§ THE TASK
Copy the records below exactly as they are written.

§ THE RECORDS
::::::::::

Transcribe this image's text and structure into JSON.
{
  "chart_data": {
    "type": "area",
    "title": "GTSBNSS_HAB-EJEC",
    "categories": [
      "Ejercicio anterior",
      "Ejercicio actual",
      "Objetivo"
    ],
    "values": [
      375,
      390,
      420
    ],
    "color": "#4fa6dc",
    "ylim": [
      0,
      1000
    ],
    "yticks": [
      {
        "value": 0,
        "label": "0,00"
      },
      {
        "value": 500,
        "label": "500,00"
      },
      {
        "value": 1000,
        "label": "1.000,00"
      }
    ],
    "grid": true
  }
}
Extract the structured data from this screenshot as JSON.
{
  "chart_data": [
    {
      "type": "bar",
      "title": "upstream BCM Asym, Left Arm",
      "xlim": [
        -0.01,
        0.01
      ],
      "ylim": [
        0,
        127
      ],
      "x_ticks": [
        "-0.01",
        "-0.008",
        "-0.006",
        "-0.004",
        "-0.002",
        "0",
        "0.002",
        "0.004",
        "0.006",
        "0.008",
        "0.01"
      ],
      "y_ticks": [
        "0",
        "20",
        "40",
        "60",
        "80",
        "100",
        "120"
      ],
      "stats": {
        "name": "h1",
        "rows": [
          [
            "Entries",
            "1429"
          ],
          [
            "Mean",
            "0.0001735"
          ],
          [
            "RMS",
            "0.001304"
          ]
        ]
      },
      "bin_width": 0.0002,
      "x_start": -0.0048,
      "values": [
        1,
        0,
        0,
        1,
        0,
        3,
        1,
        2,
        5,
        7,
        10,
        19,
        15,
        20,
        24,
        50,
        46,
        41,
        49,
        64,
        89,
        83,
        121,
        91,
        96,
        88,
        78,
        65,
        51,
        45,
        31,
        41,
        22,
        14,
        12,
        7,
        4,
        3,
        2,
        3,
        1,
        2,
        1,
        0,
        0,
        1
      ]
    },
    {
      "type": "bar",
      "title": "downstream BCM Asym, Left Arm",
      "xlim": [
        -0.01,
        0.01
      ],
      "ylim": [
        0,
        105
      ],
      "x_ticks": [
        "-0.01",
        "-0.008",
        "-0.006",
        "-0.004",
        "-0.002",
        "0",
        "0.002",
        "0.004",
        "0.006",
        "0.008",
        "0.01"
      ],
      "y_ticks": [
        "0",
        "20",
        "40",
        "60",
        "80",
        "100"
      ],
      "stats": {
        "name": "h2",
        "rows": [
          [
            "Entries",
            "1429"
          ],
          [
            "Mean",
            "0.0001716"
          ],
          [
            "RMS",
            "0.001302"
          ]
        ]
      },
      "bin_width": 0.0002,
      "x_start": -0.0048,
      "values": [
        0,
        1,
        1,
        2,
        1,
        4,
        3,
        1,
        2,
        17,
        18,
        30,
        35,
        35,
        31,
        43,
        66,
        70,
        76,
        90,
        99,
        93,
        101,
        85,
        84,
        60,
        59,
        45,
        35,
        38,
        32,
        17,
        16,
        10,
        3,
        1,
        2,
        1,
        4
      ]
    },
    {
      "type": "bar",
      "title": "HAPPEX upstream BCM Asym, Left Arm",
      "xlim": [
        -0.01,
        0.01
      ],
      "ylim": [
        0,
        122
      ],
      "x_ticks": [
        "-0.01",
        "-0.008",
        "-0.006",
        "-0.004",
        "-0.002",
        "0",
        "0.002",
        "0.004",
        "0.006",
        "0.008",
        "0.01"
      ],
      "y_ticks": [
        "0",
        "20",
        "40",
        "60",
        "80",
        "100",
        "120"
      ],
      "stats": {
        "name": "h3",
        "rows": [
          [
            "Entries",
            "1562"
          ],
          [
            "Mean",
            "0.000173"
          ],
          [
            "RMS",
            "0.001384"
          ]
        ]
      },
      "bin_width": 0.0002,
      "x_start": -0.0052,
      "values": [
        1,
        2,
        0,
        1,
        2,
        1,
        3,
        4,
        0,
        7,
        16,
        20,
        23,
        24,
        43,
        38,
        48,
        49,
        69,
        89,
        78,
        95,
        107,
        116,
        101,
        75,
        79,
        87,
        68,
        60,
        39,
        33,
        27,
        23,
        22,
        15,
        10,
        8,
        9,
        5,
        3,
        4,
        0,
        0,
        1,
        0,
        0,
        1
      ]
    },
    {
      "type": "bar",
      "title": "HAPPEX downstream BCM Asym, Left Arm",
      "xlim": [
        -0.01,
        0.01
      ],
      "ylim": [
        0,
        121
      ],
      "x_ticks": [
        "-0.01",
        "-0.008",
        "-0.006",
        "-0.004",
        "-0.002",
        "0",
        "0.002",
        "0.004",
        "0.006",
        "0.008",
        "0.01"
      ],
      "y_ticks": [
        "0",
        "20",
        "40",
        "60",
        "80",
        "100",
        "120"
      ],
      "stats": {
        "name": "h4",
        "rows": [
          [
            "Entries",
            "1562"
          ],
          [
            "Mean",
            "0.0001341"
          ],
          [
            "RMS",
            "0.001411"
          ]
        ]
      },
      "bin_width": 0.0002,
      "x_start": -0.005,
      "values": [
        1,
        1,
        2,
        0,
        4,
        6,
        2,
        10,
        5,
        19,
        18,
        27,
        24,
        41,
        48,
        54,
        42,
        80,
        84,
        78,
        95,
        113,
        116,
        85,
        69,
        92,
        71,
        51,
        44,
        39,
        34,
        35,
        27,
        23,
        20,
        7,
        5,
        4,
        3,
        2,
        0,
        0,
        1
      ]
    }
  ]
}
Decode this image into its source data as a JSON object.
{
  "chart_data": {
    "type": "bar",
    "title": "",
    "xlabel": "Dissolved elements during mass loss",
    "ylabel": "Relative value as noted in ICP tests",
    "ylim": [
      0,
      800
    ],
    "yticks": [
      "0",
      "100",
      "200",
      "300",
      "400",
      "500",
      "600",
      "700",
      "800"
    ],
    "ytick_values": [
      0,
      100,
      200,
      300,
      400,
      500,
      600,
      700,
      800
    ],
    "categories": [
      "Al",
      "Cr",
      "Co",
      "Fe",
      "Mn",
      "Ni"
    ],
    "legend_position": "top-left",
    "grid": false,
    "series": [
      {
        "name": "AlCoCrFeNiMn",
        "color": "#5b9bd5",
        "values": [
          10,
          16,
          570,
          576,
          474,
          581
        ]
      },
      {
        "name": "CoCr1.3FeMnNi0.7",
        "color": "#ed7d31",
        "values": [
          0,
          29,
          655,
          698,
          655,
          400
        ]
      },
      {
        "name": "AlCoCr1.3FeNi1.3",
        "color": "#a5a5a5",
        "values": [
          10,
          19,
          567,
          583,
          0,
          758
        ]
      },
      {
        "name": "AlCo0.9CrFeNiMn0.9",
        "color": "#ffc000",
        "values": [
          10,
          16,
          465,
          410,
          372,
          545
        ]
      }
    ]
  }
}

::::::::::

§ EXERCISE ANSWER
Transcribe this image's text and structure into JSON.
{
  "chart_data": {
    "type": "area",
    "title": "GTSBNSS_HAB-EJEC",
    "categories": [
      "Ejercicio anterior",
      "Ejercicio actual",
      "Objetivo"
    ],
    "values": [
      375,
      390,
      420
    ],
    "color": "#4fa6dc",
    "ylim": [
      0,
      1000
    ],
    "yticks": [
      {
        "value": 0,
        "label": "0,00"
      },
      {
        "value": 500,
        "label": "500,00"
      },
      {
        "value": 1000,
        "label": "1.000,00"
      }
    ],
    "grid": true
  }
}
Extract the structured data from this screenshot as JSON.
{
  "chart_data": [
    {
      "type": "bar",
      "title": "upstream BCM Asym, Left Arm",
      "xlim": [
        -0.01,
        0.01
      ],
      "ylim": [
        0,
        127
      ],
      "x_ticks": [
        "-0.01",
        "-0.008",
        "-0.006",
        "-0.004",
        "-0.002",
        "0",
        "0.002",
        "0.004",
        "0.006",
        "0.008",
        "0.01"
      ],
      "y_ticks": [
        "0",
        "20",
        "40",
        "60",
        "80",
        "100",
        "120"
      ],
      "stats": {
        "name": "h1",
        "rows": [
          [
            "Entries",
            "1429"
          ],
          [
            "Mean",
            "0.0001735"
          ],
          [
            "RMS",
            "0.001304"
          ]
        ]
      },
      "bin_width": 0.0002,
      "x_start": -0.0048,
      "values": [
        1,
        0,
        0,
        1,
        0,
        3,
        1,
        2,
        5,
        7,
        10,
        19,
        15,
        20,
        24,
        50,
        46,
        41,
        49,
        64,
        89,
        83,
        121,
        91,
        96,
        88,
        78,
        65,
        51,
        45,
        31,
        41,
        22,
        14,
        12,
        7,
        4,
        3,
        2,
        3,
        1,
        2,
        1,
        0,
        0,
        1
      ]
    },
    {
      "type": "bar",
      "title": "downstream BCM Asym, Left Arm",
      "xlim": [
        -0.01,
        0.01
      ],
      "ylim": [
        0,
        105
      ],
      "x_ticks": [
        "-0.01",
        "-0.008",
        "-0.006",
        "-0.004",
        "-0.002",
        "0",
        "0.002",
        "0.004",
        "0.006",
        "0.008",
        "0.01"
      ],
      "y_ticks": [
        "0",
        "20",
        "40",
        "60",
        "80",
        "100"
      ],
      "stats": {
        "name": "h2",
        "rows": [
          [
            "Entries",
            "1429"
          ],
          [
            "Mean",
            "0.0001716"
          ],
          [
            "RMS",
            "0.001302"
          ]
        ]
      },
      "bin_width": 0.0002,
      "x_start": -0.0048,
      "values": [
        0,
        1,
        1,
        2,
        1,
        4,
        3,
        1,
        2,
        17,
        18,
        30,
        35,
        35,
        31,
        43,
        66,
        70,
        76,
        90,
        99,
        93,
        101,
        85,
        84,
        60,
        59,
        45,
        35,
        38,
        32,
        17,
        16,
        10,
        3,
        1,
        2,
        1,
        4
      ]
    },
    {
      "type": "bar",
      "title": "HAPPEX upstream BCM Asym, Left Arm",
      "xlim": [
        -0.01,
        0.01
      ],
      "ylim": [
        0,
        122
      ],
      "x_ticks": [
        "-0.01",
        "-0.008",
        "-0.006",
        "-0.004",
        "-0.002",
        "0",
        "0.002",
        "0.004",
        "0.006",
        "0.008",
        "0.01"
      ],
      "y_ticks": [
        "0",
        "20",
        "40",
        "60",
        "80",
        "100",
        "120"
      ],
      "stats": {
        "name": "h3",
        "rows": [
          [
            "Entries",
            "1562"
          ],
          [
            "Mean",
            "0.000173"
          ],
          [
            "RMS",
            "0.001384"
          ]
        ]
      },
      "bin_width": 0.0002,
      "x_start": -0.0052,
      "values": [
        1,
        2,
        0,
        1,
        2,
        1,
        3,
        4,
        0,
        7,
        16,
        20,
        23,
        24,
        43,
        38,
        48,
        49,
        69,
        89,
        78,
        95,
        107,
        116,
        101,
        75,
        79,
        87,
        68,
        60,
        39,
        33,
        27,
        23,
        22,
        15,
        10,
        8,
        9,
        5,
        3,
        4,
        0,
        0,
        1,
        0,
        0,
        1
      ]
    },
    {
      "type": "bar",
      "title": "HAPPEX downstream BCM Asym, Left Arm",
      "xlim": [
        -0.01,
        0.01
      ],
      "ylim": [
        0,
        121
      ],
      "x_ticks": [
        "-0.01",
        "-0.008",
        "-0.006",
        "-0.004",
        "-0.002",
        "0",
        "0.002",
        "0.004",
        "0.006",
        "0.008",
        "0.01"
      ],
      "y_ticks": [
        "0",
        "20",
        "40",
        "60",
        "80",
        "100",
        "120"
      ],
      "stats": {
        "name": "h4",
        "rows": [
          [
            "Entries",
            "1562"
          ],
          [
            "Mean",
            "0.0001341"
          ],
          [
            "RMS",
            "0.001411"
          ]
        ]
      },
      "bin_width": 0.0002,
      "x_start": -0.005,
      "values": [
        1,
        1,
        2,
        0,
        4,
        6,
        2,
        10,
        5,
        19,
        18,
        27,
        24,
        41,
        48,
        54,
        42,
        80,
        84,
        78,
        95,
        113,
        116,
        85,
        69,
        92,
        71,
        51,
        44,
        39,
        34,
        35,
        27,
        23,
        20,
        7,
        5,
        4,
        3,
        2,
        0,
        0,
        1
      ]
    }
  ]
}
Decode this image into its source data as a JSON object.
{
  "chart_data": {
    "type": "bar",
    "title": "",
    "xlabel": "Dissolved elements during mass loss",
    "ylabel": "Relative value as noted in ICP tests",
    "ylim": [
      0,
      800
    ],
    "yticks": [
      "0",
      "100",
      "200",
      "300",
      "400",
      "500",
      "600",
      "700",
      "800"
    ],
    "ytick_values": [
      0,
      100,
      200,
      300,
      400,
      500,
      600,
      700,
      800
    ],
    "categories": [
      "Al",
      "Cr",
      "Co",
      "Fe",
      "Mn",
      "Ni"
    ],
    "legend_position": "top-left",
    "grid": false,
    "series": [
      {
        "name": "AlCoCrFeNiMn",
        "color": "#5b9bd5",
        "values": [
          10,
          16,
          570,
          576,
          474,
          581
        ]
      },
      {
        "name": "CoCr1.3FeMnNi0.7",
        "color": "#ed7d31",
        "values": [
          0,
          29,
          655,
          698,
          655,
          400
        ]
      },
      {
        "name": "AlCoCr1.3FeNi1.3",
        "color": "#a5a5a5",
        "values": [
          10,
          19,
          567,
          583,
          0,
          758
        ]
      },
      {
        "name": "AlCo0.9CrFeNiMn0.9",
        "color": "#ffc000",
        "values": [
          10,
          16,
          465,
          410,
          372,
          545
        ]
      }
    ]
  }
}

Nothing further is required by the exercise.